# [INPUT MATERIAL]
+++++

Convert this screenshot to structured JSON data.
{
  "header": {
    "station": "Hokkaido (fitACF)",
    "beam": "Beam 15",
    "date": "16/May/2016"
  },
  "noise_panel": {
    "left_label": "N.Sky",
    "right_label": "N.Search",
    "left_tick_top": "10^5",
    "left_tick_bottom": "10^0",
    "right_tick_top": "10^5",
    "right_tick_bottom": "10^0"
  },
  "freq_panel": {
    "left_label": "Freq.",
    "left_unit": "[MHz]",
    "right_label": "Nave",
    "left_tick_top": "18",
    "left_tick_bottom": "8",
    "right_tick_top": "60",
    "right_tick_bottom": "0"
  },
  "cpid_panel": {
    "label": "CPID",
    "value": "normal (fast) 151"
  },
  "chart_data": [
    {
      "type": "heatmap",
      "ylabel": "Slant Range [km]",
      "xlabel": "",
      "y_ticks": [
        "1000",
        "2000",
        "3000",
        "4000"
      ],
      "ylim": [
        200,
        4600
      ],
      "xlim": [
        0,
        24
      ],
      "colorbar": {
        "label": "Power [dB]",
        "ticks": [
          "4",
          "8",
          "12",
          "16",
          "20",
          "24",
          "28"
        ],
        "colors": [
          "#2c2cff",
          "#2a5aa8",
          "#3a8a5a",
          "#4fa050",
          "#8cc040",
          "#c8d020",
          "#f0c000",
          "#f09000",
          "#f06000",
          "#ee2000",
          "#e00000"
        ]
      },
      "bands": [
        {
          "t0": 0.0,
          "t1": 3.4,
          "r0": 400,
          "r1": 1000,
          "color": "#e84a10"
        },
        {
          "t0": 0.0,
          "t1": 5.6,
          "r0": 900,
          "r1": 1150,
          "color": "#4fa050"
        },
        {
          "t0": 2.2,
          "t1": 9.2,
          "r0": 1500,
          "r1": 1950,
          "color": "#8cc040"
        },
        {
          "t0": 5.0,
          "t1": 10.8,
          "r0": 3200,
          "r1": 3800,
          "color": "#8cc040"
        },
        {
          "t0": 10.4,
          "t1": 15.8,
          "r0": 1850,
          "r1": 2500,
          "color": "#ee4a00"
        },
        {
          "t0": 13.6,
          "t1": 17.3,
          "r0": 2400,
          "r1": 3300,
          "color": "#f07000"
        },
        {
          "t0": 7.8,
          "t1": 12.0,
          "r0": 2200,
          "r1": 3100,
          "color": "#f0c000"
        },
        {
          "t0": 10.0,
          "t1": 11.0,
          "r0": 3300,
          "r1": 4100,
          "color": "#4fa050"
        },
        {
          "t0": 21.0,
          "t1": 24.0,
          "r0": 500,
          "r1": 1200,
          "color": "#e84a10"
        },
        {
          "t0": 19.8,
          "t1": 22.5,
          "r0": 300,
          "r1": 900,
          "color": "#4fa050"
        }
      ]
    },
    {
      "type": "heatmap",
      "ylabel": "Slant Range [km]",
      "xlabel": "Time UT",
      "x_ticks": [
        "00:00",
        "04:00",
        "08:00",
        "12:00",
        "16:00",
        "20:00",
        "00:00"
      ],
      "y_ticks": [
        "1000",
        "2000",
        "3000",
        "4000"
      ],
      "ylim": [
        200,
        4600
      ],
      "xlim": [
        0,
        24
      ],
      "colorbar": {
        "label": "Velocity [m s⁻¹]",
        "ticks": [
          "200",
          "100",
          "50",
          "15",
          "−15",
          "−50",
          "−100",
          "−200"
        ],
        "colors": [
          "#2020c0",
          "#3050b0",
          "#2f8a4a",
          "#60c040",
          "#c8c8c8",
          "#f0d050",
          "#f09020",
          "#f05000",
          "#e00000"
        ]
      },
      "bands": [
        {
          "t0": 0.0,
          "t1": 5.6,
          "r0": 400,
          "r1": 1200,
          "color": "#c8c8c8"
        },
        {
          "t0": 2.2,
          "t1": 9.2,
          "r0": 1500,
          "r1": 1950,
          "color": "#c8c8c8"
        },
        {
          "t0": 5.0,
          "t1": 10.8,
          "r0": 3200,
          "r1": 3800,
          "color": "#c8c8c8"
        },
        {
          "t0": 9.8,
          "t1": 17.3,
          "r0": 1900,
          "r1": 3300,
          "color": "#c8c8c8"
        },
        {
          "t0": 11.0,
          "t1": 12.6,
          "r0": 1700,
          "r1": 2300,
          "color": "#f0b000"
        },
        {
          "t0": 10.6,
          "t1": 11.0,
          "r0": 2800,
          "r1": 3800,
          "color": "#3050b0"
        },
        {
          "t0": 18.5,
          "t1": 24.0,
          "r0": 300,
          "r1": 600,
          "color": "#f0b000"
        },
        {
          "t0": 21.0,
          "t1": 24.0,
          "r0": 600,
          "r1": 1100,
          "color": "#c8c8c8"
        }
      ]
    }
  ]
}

+++++

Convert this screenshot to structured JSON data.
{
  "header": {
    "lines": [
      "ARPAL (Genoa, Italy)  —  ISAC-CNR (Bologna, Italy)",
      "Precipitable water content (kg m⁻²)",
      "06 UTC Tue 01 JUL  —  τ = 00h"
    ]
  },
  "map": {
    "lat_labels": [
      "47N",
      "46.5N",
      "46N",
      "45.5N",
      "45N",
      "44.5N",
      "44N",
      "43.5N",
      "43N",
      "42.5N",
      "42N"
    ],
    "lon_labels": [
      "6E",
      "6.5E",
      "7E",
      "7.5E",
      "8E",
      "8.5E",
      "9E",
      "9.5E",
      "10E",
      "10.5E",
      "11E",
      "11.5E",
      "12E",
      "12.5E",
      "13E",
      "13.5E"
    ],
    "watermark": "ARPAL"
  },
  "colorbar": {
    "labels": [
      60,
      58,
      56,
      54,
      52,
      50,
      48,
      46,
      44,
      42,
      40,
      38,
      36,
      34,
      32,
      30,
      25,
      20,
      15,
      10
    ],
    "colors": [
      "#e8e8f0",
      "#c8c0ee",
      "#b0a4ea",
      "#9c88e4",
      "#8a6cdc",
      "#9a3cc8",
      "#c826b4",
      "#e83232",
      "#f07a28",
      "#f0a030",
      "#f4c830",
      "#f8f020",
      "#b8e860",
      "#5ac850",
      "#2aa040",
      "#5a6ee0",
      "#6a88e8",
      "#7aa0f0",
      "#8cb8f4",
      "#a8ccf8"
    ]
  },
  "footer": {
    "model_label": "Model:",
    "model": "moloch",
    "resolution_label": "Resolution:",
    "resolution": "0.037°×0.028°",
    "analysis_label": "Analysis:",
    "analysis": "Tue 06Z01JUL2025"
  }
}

+++++

# [WORK INSTRUCTIONS]
Using the listing above, return all lines where the word "ARPAL" occurs.

# [TASK RESPONSE]
      "ARPAL (Genoa, Italy)  —  ISAC-CNR (Bologna, Italy)",
    "watermark": "ARPAL"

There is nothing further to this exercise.